• Problem to work on:
Leaving out the pictures, retype all the material exactly.

**** Data section

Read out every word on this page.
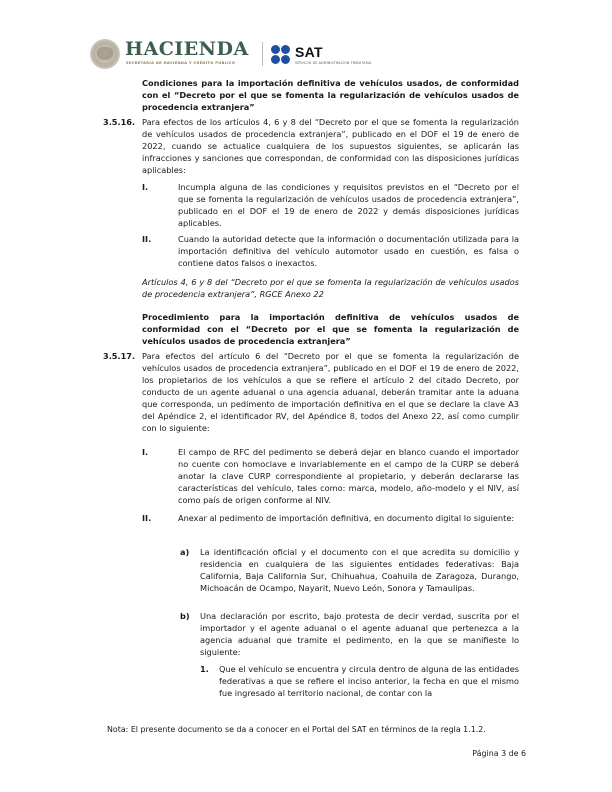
HACIENDA
SECRETARÍA DE HACIENDA Y CRÉDITO PÚBLICO
SAT
SERVICIO DE ADMINISTRACIÓN TRIBUTARIA
Condiciones para la importación definitiva de vehículos usados, de conformidad con el “Decreto por el que se fomenta la regularización de vehículos usados de procedencia extranjera”
3.5.16. Para efectos de los artículos 4, 6 y 8 del “Decreto por el que se fomenta la regularización de vehículos usados de procedencia extranjera”, publicado en el DOF el 19 de enero de 2022, cuando se actualice cualquiera de los supuestos siguientes, se aplicarán las infracciones y sanciones que correspondan, de conformidad con las disposiciones jurídicas aplicables:
I.	Incumpla alguna de las condiciones y requisitos previstos en el “Decreto por el que se fomenta la regularización de vehículos usados de procedencia extranjera”, publicado en el DOF el 19 de enero de 2022 y demás disposiciones jurídicas aplicables.
II.	Cuando la autoridad detecte que la información o documentación utilizada para la importación definitiva del vehículo automotor usado en cuestión, es falsa o contiene datos falsos o inexactos.
Artículos 4, 6 y 8 del “Decreto por el que se fomenta la regularización de vehículos usados de procedencia extranjera”, RGCE Anexo 22
Procedimiento para la importación definitiva de vehículos usados de conformidad con el “Decreto por el que se fomenta la regularización de vehículos usados de procedencia extranjera”
3.5.17. Para efectos del artículo 6 del “Decreto por el que se fomenta la regularización de vehículos usados de procedencia extranjera”, publicado en el DOF el 19 de enero de 2022, los propietarios de los vehículos a que se refiere el artículo 2 del citado Decreto, por conducto de un agente aduanal o una agencia aduanal, deberán tramitar ante la aduana que corresponda, un pedimento de importación definitiva en el que se declare la clave A3 del Apéndice 2, el identificador RV, del Apéndice 8, todos del Anexo 22, así como cumplir con lo siguiente:
I.	El campo de RFC del pedimento se deberá dejar en blanco cuando el importador no cuente con homoclave e invariablemente en el campo de la CURP se deberá anotar la clave CURP correspondiente al propietario, y deberán declararse las características del vehículo, tales como: marca, modelo, año-modelo y el NIV, así como país de origen conforme al NIV.
II.	Anexar al pedimento de importación definitiva, en documento digital lo siguiente:
a) La identificación oficial y el documento con el que acredita su domicilio y residencia en cualquiera de las siguientes entidades federativas: Baja California, Baja California Sur, Chihuahua, Coahuila de Zaragoza, Durango, Michoacán de Ocampo, Nayarit, Nuevo León, Sonora y Tamaulipas.
b) Una declaración por escrito, bajo protesta de decir verdad, suscrita por el importador y el agente aduanal o el agente aduanal que pertenezca a la agencia aduanal que tramite el pedimento, en la que se manifieste lo siguiente:
1. Que el vehículo se encuentra y circula dentro de alguna de las entidades federativas a que se refiere el inciso anterior, la fecha en que el mismo fue ingresado al territorio nacional, de contar con la
Nota: El presente documento se da a conocer en el Portal del SAT en términos de la regla 1.1.2.
Página 3 de 6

********

• Reply to the task:
Read out every word on this page.
HACIENDA
SECRETARÍA DE HACIENDA Y CRÉDITO PÚBLICO
SAT
SERVICIO DE ADMINISTRACIÓN TRIBUTARIA
Condiciones para la importación definitiva de vehículos usados, de conformidad con el “Decreto por el que se fomenta la regularización de vehículos usados de procedencia extranjera”
3.5.16. Para efectos de los artículos 4, 6 y 8 del “Decreto por el que se fomenta la regularización de vehículos usados de procedencia extranjera”, publicado en el DOF el 19 de enero de 2022, cuando se actualice cualquiera de los supuestos siguientes, se aplicarán las infracciones y sanciones que correspondan, de conformidad con las disposiciones jurídicas aplicables:
I.	Incumpla alguna de las condiciones y requisitos previstos en el “Decreto por el que se fomenta la regularización de vehículos usados de procedencia extranjera”, publicado en el DOF el 19 de enero de 2022 y demás disposiciones jurídicas aplicables.
II.	Cuando la autoridad detecte que la información o documentación utilizada para la importación definitiva del vehículo automotor usado en cuestión, es falsa o contiene datos falsos o inexactos.
Artículos 4, 6 y 8 del “Decreto por el que se fomenta la regularización de vehículos usados de procedencia extranjera”, RGCE Anexo 22
Procedimiento para la importación definitiva de vehículos usados de conformidad con el “Decreto por el que se fomenta la regularización de vehículos usados de procedencia extranjera”
3.5.17. Para efectos del artículo 6 del “Decreto por el que se fomenta la regularización de vehículos usados de procedencia extranjera”, publicado en el DOF el 19 de enero de 2022, los propietarios de los vehículos a que se refiere el artículo 2 del citado Decreto, por conducto de un agente aduanal o una agencia aduanal, deberán tramitar ante la aduana que corresponda, un pedimento de importación definitiva en el que se declare la clave A3 del Apéndice 2, el identificador RV, del Apéndice 8, todos del Anexo 22, así como cumplir con lo siguiente:
I.	El campo de RFC del pedimento se deberá dejar en blanco cuando el importador no cuente con homoclave e invariablemente en el campo de la CURP se deberá anotar la clave CURP correspondiente al propietario, y deberán declararse las características del vehículo, tales como: marca, modelo, año-modelo y el NIV, así como país de origen conforme al NIV.
II.	Anexar al pedimento de importación definitiva, en documento digital lo siguiente:
a) La identificación oficial y el documento con el que acredita su domicilio y residencia en cualquiera de las siguientes entidades federativas: Baja California, Baja California Sur, Chihuahua, Coahuila de Zaragoza, Durango, Michoacán de Ocampo, Nayarit, Nuevo León, Sonora y Tamaulipas.
b) Una declaración por escrito, bajo protesta de decir verdad, suscrita por el importador y el agente aduanal o el agente aduanal que pertenezca a la agencia aduanal que tramite el pedimento, en la que se manifieste lo siguiente:
1. Que el vehículo se encuentra y circula dentro de alguna de las entidades federativas a que se refiere el inciso anterior, la fecha en que el mismo fue ingresado al territorio nacional, de contar con la
Nota: El presente documento se da a conocer en el Portal del SAT en términos de la regla 1.1.2.
Página 3 de 6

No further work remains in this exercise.